Source text:
-------------------------

I’m constantly amazed by both the supportiveness and meanness of the online parenting community. Today was a day when I posted on Twitter the kind of comment that really meant Tell me I’m okay, tell me it gets better.
Because yesterday was month-end, and I needed to format and upload the free ebook, I didn’t get to bed until midnight. Actually I haven’t for a while as there is no time to write during the day and the kids have been going to bed a bit later since the shift to summer time (generally it means they get up later so we take the trade.) Unfortunately Amber came in at 6am this morning so it felt too short a night to survive twelve hours of parenting.
A busy morning at play and stay, a screaming child who wouldn’t sit in the hairdresser chair and a boy who shrieked every time he lost sight of his Mummy meant I was in constant tears of exhaustion by mid-afternoon. Not an unusual occurrence these, days to be fair. So I turned to Twitter for support. And found it.
My comment on Twitter generated lovely responses including a link to a great blog post: To Parents of Small Children:
If you are a parent of small children, you know that there are moments of spectacular delight, and you can’t believe you get to be around these little people. But let me be the one who says the following things out loud:
You are not a terrible parent if you can’t figure out a way for your children to eat as healthy as your friend’s children do. She’s obviously using a bizarre and probably illegal form of hypnotism.
You are not a terrible parent if you yell at your kids sometimes. You have little dictators living in your house. If someone else talked to you like that, they’d be put in prison.
You are not a terrible parent if you can’t figure out how to calmly give them appropriate consequences in real time for every single act of terrorism that they so creatively devise.
You are not a terrible parent if you’d rather be at work.
You are not a terrible parent if you just can’t wait for them to go to bed.
You are not a terrible parent if the sound of their voices sometimes makes you want to drink and never stop.
I felt so much better after reading it – problem shared, problem halved and all that. Until I read the latest comment on the blog from a parent of teenagers who said they hated the post for its “sheer blind arrogant silliness”.
[Y]ou might also hate it when people tell you to you enjoy every minute, (everyone says it to everyone, WE ALL had it so don’t be so uptight and melodramatic ‘it doesn’t help’ poor you)
In the spirit of fairness they did say the post was sweet and they liked its honesty, but the comment left me feeling sick to the stomach.
Anyone is entirely entitled to their opinion and I’m sure I’m just as capable of being sanctimonious and smug. In fact I know sometimes I see parents of one baby who are tired and part of me wants to say, Wait until you have two. Or Wait until they’re walking or something equally discouraging. The point is I don’t say it. Well, hardly ever, and then only as a joke to people I know. (At least I think so. Apologies if I’ve ever made another parent feel bad.) Generally, if I’m honest about the trials of being a parent it is to encourage other parents not to suffer in silence, rather than to make them feel bad.

-------------------------

Lines of data
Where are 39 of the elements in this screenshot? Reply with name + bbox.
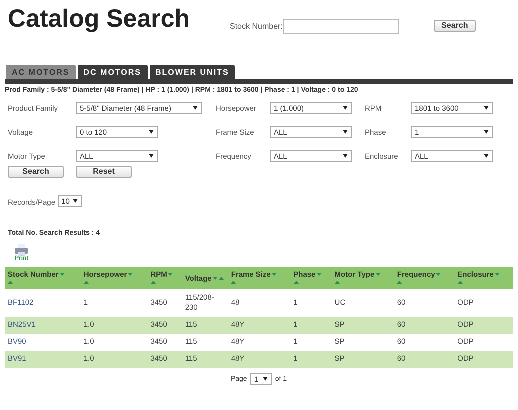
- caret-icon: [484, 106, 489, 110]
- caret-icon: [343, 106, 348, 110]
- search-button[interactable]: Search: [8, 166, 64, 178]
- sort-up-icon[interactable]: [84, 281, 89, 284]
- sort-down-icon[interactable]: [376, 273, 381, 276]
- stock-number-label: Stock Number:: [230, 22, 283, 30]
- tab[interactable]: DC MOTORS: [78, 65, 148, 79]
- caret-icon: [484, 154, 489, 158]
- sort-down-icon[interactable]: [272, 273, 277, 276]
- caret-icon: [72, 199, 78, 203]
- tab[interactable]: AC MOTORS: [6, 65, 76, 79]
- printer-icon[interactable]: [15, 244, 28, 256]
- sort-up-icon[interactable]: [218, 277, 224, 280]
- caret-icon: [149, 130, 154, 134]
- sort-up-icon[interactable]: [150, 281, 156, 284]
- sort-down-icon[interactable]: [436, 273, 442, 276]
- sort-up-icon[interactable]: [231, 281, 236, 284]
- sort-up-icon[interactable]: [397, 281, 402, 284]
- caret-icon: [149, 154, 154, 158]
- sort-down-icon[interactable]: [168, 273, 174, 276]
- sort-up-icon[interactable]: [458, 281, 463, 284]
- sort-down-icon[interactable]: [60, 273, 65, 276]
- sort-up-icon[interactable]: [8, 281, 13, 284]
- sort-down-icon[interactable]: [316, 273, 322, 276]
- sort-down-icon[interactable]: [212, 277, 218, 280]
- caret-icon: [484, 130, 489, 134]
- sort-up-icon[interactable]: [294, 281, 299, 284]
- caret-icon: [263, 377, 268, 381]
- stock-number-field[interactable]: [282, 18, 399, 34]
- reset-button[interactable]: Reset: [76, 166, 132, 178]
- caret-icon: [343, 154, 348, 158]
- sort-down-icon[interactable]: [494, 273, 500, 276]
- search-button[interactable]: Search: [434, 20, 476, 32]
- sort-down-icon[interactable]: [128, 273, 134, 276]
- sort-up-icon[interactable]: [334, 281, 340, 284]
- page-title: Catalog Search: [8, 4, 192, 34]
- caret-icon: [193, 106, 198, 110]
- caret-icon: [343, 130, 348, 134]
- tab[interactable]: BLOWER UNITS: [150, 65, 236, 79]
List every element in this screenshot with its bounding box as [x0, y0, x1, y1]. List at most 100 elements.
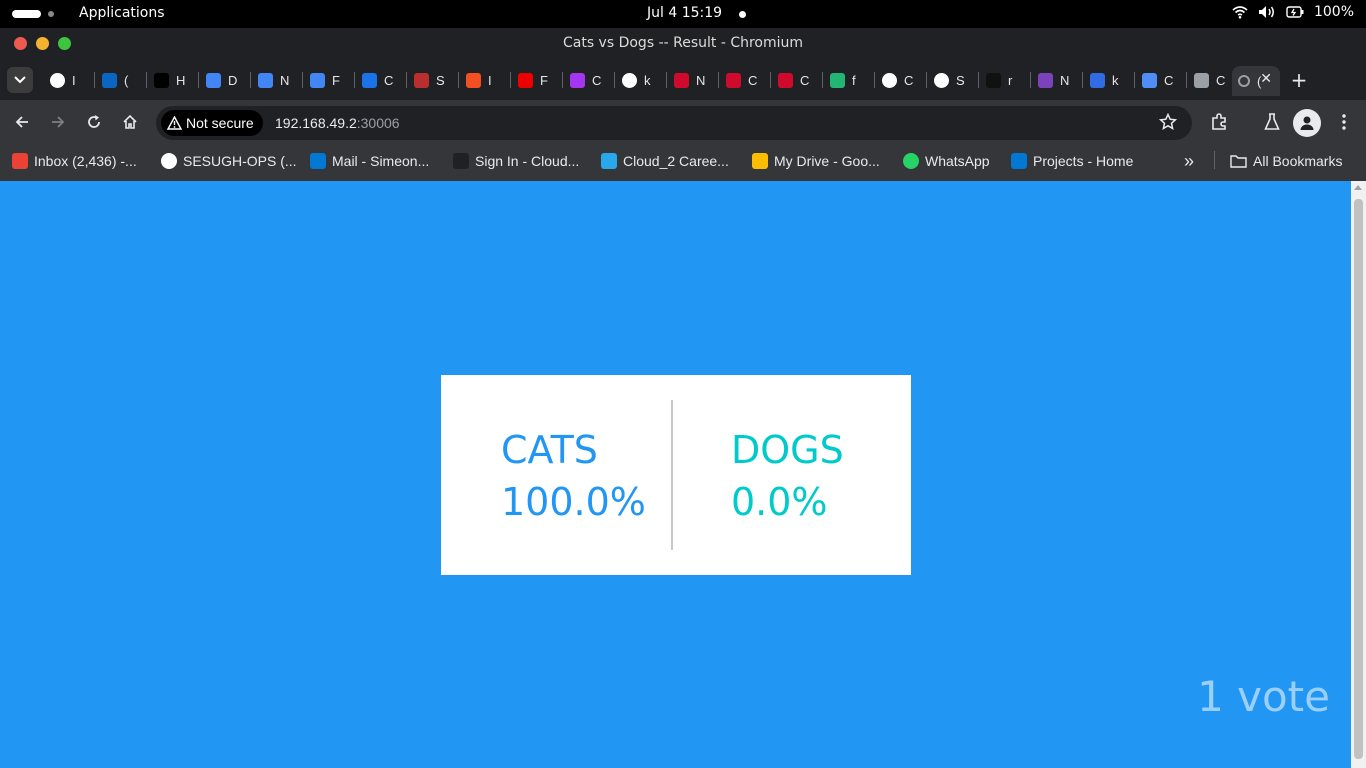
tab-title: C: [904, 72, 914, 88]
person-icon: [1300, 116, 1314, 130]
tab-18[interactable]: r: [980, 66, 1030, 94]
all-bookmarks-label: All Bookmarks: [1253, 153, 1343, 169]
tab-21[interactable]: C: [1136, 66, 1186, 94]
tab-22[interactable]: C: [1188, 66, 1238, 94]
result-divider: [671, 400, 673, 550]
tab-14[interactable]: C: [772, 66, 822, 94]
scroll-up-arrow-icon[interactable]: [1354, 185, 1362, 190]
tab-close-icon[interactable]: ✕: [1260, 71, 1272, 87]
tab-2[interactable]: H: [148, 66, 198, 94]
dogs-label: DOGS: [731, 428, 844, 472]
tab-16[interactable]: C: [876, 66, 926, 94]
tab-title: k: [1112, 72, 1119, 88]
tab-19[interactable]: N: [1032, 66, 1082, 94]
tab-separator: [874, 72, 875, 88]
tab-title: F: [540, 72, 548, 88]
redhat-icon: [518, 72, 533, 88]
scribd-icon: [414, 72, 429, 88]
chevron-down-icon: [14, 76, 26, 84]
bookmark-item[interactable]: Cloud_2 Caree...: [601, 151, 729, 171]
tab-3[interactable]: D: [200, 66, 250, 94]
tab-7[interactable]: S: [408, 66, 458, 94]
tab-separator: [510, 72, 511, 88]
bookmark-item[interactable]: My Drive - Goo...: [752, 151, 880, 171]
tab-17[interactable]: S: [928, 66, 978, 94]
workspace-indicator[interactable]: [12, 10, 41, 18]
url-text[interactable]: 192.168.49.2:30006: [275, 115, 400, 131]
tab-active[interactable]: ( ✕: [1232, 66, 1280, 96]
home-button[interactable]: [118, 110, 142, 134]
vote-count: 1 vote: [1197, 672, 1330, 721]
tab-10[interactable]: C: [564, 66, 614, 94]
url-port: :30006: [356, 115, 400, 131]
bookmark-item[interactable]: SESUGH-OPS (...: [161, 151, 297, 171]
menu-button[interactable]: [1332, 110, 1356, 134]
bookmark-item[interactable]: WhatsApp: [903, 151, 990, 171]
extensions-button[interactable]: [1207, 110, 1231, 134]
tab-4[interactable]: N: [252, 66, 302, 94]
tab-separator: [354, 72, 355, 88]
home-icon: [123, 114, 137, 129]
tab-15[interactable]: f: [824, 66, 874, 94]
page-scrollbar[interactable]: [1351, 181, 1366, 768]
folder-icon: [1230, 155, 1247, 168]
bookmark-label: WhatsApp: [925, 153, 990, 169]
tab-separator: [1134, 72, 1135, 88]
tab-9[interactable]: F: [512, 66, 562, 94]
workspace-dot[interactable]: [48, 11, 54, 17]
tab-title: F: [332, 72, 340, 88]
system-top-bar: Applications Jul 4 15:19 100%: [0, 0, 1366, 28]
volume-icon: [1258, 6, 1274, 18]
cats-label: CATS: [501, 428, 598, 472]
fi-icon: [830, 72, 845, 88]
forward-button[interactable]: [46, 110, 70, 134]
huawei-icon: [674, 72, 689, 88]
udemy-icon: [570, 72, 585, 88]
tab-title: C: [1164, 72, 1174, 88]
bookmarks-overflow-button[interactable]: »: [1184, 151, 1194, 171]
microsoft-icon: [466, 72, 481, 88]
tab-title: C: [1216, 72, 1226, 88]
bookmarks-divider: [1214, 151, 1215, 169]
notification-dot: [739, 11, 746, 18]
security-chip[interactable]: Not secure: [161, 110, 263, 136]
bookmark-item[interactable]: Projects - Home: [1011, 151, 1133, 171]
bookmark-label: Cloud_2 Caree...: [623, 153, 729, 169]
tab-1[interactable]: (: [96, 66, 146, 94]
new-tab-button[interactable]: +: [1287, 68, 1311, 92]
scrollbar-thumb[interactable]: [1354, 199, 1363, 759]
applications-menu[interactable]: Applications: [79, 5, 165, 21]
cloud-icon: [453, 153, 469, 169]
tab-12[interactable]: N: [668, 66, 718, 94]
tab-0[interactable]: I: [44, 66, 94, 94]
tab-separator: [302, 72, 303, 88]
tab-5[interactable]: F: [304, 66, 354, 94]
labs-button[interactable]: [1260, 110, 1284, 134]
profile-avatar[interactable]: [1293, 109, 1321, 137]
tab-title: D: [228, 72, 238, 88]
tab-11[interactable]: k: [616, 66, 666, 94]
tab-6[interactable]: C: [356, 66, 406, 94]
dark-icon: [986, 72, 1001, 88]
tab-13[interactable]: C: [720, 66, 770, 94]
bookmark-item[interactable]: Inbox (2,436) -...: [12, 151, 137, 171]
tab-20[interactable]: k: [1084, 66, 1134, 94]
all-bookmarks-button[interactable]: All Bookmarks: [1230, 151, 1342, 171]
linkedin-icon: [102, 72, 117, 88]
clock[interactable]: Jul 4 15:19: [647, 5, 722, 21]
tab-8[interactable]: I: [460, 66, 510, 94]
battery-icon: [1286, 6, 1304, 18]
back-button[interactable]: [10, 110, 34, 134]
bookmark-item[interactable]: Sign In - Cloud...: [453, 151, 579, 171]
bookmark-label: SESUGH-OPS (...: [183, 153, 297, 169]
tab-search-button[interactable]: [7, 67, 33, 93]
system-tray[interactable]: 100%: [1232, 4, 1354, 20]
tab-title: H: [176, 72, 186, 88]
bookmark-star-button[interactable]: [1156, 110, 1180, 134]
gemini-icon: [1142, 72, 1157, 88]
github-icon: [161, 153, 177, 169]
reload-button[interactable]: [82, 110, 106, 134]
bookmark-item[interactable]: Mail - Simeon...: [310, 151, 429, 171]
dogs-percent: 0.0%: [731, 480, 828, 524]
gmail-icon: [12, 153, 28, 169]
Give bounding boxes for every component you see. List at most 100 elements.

-------------------------

Problems:
1. Reproduce word for word the passage of the parenting post starting at "My comment on" and ending at "so creatively devise.".
2. According to the parenting post, what did the parent of teenagers say they hated the linked blog post for?

Final results:
1.
My comment on Twitter generated lovely responses including a link to a great blog post: To Parents of Small Children:
If you are a parent of small children, you know that there are moments of spectacular delight, and you can’t believe you get to be around these little people. But let me be the one who says the following things out loud:
You are not a terrible parent if you can’t figure out a way for your children to eat as healthy as your friend’s children do. She’s obviously using a bizarre and probably illegal form of hypnotism.
You are not a terrible parent if you yell at your kids sometimes. You have little dictators living in your house. If someone else talked to you like that, they’d be put in prison.
You are not a terrible parent if you can’t figure out how to calmly give them appropriate consequences in real time for every single act of terrorism that they so creatively devise.

2. Its "sheer blind arrogant silliness."